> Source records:

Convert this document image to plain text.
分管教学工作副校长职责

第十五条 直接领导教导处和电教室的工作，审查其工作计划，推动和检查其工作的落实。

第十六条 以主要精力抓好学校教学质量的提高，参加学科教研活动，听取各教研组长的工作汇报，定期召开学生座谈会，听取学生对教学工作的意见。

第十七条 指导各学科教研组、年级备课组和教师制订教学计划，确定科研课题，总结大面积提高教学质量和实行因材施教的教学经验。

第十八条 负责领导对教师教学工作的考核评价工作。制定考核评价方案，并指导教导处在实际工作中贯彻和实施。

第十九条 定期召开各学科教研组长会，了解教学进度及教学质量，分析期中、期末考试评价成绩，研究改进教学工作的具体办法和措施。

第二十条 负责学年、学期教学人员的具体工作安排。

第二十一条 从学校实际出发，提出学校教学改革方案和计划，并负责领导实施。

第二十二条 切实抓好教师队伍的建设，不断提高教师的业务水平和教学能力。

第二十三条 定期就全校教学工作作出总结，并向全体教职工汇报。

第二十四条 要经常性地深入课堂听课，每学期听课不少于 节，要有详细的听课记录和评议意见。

> Set exercise: Repeat the material from above exactly, word for word.

> Full response:
Convert this document image to plain text.
分管教学工作副校长职责

第十五条 直接领导教导处和电教室的工作，审查其工作计划，推动和检查其工作的落实。

第十六条 以主要精力抓好学校教学质量的提高，参加学科教研活动，听取各教研组长的工作汇报，定期召开学生座谈会，听取学生对教学工作的意见。

第十七条 指导各学科教研组、年级备课组和教师制订教学计划，确定科研课题，总结大面积提高教学质量和实行因材施教的教学经验。

第十八条 负责领导对教师教学工作的考核评价工作。制定考核评价方案，并指导教导处在实际工作中贯彻和实施。

第十九条 定期召开各学科教研组长会，了解教学进度及教学质量，分析期中、期末考试评价成绩，研究改进教学工作的具体办法和措施。

第二十条 负责学年、学期教学人员的具体工作安排。

第二十一条 从学校实际出发，提出学校教学改革方案和计划，并负责领导实施。

第二十二条 切实抓好教师队伍的建设，不断提高教师的业务水平和教学能力。

第二十三条 定期就全校教学工作作出总结，并向全体教职工汇报。

第二十四条 要经常性地深入课堂听课，每学期听课不少于 节，要有详细的听课记录和评议意见。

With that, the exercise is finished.